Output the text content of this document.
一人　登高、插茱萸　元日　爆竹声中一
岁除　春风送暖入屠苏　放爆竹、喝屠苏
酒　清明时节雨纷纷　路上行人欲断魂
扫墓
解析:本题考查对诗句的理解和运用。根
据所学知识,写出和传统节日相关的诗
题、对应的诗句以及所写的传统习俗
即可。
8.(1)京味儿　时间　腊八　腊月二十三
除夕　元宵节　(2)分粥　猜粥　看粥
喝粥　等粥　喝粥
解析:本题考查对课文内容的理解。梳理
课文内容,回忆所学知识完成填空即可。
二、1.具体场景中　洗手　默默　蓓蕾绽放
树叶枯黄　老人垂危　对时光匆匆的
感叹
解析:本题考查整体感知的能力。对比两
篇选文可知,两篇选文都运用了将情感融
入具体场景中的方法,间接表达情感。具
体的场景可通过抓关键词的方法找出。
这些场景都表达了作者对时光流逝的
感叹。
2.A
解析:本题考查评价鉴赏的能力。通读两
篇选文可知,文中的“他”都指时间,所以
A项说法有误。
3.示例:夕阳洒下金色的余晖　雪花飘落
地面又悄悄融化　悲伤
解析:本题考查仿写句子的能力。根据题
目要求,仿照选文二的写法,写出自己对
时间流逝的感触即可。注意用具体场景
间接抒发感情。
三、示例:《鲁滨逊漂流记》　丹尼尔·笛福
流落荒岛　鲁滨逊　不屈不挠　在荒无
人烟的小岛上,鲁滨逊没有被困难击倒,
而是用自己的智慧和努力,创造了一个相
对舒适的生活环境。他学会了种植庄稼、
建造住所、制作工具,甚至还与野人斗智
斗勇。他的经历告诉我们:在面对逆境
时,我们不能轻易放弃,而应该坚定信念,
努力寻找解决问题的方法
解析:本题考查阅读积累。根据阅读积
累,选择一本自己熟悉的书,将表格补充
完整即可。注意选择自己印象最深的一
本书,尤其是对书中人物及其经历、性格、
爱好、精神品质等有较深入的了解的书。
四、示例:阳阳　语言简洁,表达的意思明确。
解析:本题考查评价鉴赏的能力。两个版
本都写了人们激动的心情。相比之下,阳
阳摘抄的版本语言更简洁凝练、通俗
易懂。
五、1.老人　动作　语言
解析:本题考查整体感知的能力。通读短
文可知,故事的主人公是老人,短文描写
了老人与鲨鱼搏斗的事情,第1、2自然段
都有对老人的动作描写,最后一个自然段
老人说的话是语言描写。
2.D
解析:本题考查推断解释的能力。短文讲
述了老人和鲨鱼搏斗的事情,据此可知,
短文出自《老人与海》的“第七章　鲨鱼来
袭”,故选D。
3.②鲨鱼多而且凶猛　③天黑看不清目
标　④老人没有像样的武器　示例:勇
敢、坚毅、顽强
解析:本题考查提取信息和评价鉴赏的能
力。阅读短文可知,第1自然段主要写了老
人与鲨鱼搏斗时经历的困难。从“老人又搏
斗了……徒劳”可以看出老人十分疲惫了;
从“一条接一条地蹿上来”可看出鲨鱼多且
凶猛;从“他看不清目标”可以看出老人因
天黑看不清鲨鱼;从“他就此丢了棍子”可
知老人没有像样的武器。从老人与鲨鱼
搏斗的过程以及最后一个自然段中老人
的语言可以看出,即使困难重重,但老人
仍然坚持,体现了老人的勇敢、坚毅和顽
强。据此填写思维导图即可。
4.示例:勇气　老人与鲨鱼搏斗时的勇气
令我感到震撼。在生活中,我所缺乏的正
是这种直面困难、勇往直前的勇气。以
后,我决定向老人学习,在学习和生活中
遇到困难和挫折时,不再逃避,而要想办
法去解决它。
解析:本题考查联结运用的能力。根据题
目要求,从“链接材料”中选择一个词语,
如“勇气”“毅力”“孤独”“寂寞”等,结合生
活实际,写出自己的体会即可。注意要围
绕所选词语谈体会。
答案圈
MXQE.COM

◆ **Given instruction**: Please set down the whole listing above without altering a single line.

◆ **Solution for this problem**:
Output the text content of this document.
一人　登高、插茱萸　元日　爆竹声中一
岁除　春风送暖入屠苏　放爆竹、喝屠苏
酒　清明时节雨纷纷　路上行人欲断魂
扫墓
解析:本题考查对诗句的理解和运用。根
据所学知识,写出和传统节日相关的诗
题、对应的诗句以及所写的传统习俗
即可。
8.(1)京味儿　时间　腊八　腊月二十三
除夕　元宵节　(2)分粥　猜粥　看粥
喝粥　等粥　喝粥
解析:本题考查对课文内容的理解。梳理
课文内容,回忆所学知识完成填空即可。
二、1.具体场景中　洗手　默默　蓓蕾绽放
树叶枯黄　老人垂危　对时光匆匆的
感叹
解析:本题考查整体感知的能力。对比两
篇选文可知,两篇选文都运用了将情感融
入具体场景中的方法,间接表达情感。具
体的场景可通过抓关键词的方法找出。
这些场景都表达了作者对时光流逝的
感叹。
2.A
解析:本题考查评价鉴赏的能力。通读两
篇选文可知,文中的“他”都指时间,所以
A项说法有误。
3.示例:夕阳洒下金色的余晖　雪花飘落
地面又悄悄融化　悲伤
解析:本题考查仿写句子的能力。根据题
目要求,仿照选文二的写法,写出自己对
时间流逝的感触即可。注意用具体场景
间接抒发感情。
三、示例:《鲁滨逊漂流记》　丹尼尔·笛福
流落荒岛　鲁滨逊　不屈不挠　在荒无
人烟的小岛上,鲁滨逊没有被困难击倒,
而是用自己的智慧和努力,创造了一个相
对舒适的生活环境。他学会了种植庄稼、
建造住所、制作工具,甚至还与野人斗智
斗勇。他的经历告诉我们:在面对逆境
时,我们不能轻易放弃,而应该坚定信念,
努力寻找解决问题的方法
解析:本题考查阅读积累。根据阅读积
累,选择一本自己熟悉的书,将表格补充
完整即可。注意选择自己印象最深的一
本书,尤其是对书中人物及其经历、性格、
爱好、精神品质等有较深入的了解的书。
四、示例:阳阳　语言简洁,表达的意思明确。
解析:本题考查评价鉴赏的能力。两个版
本都写了人们激动的心情。相比之下,阳
阳摘抄的版本语言更简洁凝练、通俗
易懂。
五、1.老人　动作　语言
解析:本题考查整体感知的能力。通读短
文可知,故事的主人公是老人,短文描写
了老人与鲨鱼搏斗的事情,第1、2自然段
都有对老人的动作描写,最后一个自然段
老人说的话是语言描写。
2.D
解析:本题考查推断解释的能力。短文讲
述了老人和鲨鱼搏斗的事情,据此可知,
短文出自《老人与海》的“第七章　鲨鱼来
袭”,故选D。
3.②鲨鱼多而且凶猛　③天黑看不清目
标　④老人没有像样的武器　示例:勇
敢、坚毅、顽强
解析:本题考查提取信息和评价鉴赏的能
力。阅读短文可知,第1自然段主要写了老
人与鲨鱼搏斗时经历的困难。从“老人又搏
斗了……徒劳”可以看出老人十分疲惫了;
从“一条接一条地蹿上来”可看出鲨鱼多且
凶猛;从“他看不清目标”可以看出老人因
天黑看不清鲨鱼;从“他就此丢了棍子”可
知老人没有像样的武器。从老人与鲨鱼
搏斗的过程以及最后一个自然段中老人
的语言可以看出,即使困难重重,但老人
仍然坚持,体现了老人的勇敢、坚毅和顽
强。据此填写思维导图即可。
4.示例:勇气　老人与鲨鱼搏斗时的勇气
令我感到震撼。在生活中,我所缺乏的正
是这种直面困难、勇往直前的勇气。以
后,我决定向老人学习,在学习和生活中
遇到困难和挫折时,不再逃避,而要想办
法去解决它。
解析:本题考查联结运用的能力。根据题
目要求,从“链接材料”中选择一个词语,
如“勇气”“毅力”“孤独”“寂寞”等,结合生
活实际,写出自己的体会即可。注意要围
绕所选词语谈体会。
答案圈
MXQE.COM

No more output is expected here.